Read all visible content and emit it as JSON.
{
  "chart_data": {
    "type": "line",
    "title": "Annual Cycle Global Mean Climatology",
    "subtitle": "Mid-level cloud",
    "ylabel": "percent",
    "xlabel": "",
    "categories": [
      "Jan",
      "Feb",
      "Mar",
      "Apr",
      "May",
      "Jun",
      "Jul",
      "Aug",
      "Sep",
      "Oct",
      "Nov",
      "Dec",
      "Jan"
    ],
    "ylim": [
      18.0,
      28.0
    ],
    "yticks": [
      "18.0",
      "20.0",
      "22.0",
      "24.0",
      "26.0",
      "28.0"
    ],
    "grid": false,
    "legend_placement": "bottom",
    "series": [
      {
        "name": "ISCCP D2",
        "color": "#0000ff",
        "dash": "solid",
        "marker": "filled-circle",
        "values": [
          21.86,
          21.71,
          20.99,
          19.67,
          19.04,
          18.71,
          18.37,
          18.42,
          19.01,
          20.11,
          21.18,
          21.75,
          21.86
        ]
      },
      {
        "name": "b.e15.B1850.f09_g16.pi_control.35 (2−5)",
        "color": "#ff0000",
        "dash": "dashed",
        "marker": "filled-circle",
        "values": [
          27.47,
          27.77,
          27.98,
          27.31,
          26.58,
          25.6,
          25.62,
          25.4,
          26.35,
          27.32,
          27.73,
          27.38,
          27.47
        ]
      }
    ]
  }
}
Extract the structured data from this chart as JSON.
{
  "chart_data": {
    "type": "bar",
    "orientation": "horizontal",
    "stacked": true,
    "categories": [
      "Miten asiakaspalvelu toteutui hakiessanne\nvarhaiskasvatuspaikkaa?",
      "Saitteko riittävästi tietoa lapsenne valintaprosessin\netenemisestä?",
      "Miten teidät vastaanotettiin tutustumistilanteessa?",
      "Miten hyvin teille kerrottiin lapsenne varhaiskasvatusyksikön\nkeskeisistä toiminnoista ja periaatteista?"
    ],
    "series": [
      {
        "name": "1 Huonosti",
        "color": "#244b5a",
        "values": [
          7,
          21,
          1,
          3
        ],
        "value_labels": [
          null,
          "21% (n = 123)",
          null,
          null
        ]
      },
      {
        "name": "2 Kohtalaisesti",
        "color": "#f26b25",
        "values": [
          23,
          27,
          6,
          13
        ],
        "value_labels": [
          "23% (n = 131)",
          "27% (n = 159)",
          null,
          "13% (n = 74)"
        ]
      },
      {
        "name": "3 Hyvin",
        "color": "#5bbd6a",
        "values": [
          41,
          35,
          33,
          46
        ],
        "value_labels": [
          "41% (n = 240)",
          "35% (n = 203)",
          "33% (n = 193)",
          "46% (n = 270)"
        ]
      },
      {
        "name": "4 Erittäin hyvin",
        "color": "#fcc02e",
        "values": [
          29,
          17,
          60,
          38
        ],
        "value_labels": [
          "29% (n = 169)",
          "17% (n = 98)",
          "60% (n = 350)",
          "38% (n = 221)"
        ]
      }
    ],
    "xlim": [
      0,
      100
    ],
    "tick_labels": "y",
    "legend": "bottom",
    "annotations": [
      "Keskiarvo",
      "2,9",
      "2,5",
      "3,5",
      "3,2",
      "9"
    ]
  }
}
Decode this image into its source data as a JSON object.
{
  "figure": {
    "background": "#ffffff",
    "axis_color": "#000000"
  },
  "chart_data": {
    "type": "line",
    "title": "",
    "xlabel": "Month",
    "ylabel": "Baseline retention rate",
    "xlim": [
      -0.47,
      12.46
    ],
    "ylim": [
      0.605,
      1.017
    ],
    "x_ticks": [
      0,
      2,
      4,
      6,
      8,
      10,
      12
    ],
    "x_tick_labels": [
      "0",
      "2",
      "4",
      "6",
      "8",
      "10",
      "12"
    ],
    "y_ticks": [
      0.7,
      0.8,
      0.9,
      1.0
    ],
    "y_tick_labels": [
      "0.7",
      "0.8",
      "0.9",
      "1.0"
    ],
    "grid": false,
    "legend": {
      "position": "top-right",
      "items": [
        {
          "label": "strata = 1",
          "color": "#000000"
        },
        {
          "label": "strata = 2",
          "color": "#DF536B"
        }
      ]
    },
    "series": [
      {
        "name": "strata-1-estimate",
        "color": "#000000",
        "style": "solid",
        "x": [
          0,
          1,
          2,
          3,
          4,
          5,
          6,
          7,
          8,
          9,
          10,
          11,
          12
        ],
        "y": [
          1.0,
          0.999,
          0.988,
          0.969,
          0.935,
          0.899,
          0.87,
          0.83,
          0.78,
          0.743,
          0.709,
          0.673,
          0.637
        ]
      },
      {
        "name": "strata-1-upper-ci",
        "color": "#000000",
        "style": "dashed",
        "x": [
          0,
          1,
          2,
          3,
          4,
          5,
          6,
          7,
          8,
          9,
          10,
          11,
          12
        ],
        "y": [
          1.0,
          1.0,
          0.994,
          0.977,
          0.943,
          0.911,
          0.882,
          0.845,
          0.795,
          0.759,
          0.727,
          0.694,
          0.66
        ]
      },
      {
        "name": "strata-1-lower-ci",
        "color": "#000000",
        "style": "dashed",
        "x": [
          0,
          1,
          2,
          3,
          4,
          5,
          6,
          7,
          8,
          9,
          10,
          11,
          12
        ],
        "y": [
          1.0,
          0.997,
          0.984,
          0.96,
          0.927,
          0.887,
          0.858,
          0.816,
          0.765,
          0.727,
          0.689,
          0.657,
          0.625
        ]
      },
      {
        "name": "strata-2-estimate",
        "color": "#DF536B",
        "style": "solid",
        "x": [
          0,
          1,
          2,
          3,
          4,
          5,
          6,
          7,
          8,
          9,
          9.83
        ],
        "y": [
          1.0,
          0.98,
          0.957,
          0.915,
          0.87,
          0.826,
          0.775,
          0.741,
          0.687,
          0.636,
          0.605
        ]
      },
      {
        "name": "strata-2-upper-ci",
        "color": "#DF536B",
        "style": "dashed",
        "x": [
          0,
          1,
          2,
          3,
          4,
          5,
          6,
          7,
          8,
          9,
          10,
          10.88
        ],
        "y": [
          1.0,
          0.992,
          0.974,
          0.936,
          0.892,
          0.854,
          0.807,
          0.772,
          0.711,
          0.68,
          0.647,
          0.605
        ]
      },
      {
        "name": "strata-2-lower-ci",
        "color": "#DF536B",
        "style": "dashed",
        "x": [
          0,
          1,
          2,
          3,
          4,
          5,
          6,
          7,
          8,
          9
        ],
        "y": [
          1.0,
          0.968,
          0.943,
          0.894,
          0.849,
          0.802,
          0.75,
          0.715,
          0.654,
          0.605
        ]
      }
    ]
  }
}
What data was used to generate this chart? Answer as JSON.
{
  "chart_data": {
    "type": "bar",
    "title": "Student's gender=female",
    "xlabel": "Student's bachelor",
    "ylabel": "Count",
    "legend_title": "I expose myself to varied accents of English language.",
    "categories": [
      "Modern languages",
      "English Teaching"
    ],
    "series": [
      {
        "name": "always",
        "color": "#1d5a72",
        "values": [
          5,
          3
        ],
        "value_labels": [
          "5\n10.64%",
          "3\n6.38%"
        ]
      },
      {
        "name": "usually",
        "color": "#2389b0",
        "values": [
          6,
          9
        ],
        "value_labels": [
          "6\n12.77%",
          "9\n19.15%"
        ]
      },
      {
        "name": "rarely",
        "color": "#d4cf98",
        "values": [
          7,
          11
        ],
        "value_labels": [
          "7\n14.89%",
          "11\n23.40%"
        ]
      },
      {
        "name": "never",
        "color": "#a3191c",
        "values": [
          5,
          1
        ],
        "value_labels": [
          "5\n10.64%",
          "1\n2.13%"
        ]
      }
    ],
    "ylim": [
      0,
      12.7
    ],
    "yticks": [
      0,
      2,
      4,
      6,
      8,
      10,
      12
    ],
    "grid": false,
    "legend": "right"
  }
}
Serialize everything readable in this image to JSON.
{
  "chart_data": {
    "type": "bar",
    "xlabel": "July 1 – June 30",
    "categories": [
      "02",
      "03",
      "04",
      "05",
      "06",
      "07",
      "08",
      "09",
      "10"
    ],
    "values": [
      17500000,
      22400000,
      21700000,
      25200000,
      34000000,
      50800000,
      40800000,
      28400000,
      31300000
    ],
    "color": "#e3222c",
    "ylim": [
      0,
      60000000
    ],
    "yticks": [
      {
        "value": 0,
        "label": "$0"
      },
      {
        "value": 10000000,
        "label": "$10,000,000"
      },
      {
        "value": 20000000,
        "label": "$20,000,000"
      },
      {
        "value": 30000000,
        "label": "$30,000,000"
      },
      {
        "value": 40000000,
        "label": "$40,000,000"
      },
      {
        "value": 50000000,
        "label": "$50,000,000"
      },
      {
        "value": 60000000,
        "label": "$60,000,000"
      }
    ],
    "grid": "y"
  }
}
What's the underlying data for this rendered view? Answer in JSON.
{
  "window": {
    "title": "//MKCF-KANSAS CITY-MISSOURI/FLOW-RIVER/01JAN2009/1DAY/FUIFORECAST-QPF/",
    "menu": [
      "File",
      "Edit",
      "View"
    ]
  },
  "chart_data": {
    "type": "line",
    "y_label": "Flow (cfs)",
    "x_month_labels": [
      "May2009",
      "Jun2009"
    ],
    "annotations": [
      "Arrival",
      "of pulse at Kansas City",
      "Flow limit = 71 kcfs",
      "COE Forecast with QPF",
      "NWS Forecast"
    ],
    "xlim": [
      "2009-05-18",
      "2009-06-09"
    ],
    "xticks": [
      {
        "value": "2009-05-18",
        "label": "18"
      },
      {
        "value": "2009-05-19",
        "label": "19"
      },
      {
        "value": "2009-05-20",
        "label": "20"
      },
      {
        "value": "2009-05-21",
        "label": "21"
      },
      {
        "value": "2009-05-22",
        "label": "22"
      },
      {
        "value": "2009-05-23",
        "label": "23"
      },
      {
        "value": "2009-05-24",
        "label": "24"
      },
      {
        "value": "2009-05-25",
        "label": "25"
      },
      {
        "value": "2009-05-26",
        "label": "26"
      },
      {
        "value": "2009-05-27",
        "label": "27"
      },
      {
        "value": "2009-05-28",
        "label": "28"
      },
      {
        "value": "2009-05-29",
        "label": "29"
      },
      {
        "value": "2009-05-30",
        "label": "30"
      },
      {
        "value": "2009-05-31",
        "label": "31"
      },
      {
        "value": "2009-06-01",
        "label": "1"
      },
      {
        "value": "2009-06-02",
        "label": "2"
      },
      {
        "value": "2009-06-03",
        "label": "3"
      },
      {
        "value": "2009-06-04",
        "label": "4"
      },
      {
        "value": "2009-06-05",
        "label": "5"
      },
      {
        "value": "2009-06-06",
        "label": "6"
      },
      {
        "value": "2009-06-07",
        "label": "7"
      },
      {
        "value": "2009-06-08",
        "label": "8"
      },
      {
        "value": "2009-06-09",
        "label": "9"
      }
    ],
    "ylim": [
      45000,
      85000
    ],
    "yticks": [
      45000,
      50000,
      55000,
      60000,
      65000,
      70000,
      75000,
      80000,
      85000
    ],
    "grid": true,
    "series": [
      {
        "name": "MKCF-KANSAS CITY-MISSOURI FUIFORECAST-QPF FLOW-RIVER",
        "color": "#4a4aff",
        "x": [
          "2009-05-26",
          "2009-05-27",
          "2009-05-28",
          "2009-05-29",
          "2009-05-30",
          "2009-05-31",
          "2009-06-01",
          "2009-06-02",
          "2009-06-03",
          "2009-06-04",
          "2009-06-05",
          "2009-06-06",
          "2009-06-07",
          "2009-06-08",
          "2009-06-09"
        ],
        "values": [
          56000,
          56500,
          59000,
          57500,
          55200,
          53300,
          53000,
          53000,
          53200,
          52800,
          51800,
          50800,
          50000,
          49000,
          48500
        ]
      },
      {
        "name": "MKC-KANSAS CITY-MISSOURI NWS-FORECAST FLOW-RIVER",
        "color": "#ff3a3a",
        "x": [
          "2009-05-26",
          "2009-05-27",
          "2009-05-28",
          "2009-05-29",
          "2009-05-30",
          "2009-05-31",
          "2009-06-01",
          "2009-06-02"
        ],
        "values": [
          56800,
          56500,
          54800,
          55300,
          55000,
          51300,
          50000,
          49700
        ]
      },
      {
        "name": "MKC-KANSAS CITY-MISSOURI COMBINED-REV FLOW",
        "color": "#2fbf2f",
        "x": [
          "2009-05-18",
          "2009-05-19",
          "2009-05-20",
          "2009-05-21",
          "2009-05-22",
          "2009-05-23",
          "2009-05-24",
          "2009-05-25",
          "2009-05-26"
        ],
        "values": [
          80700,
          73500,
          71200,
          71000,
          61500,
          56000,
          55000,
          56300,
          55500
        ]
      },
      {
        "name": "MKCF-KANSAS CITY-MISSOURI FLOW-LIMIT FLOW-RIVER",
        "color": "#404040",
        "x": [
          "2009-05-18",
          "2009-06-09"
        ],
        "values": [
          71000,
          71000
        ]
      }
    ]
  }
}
....................
[Direction]
Isolate the lines above that contain the word "RIVER" and copy them.

[Output of the exercise]
    "title": "//MKCF-KANSAS CITY-MISSOURI/FLOW-RIVER/01JAN2009/1DAY/FUIFORECAST-QPF/",
        "name": "MKCF-KANSAS CITY-MISSOURI FUIFORECAST-QPF FLOW-RIVER",
        "name": "MKC-KANSAS CITY-MISSOURI NWS-FORECAST FLOW-RIVER",
        "name": "MKCF-KANSAS CITY-MISSOURI FLOW-LIMIT FLOW-RIVER",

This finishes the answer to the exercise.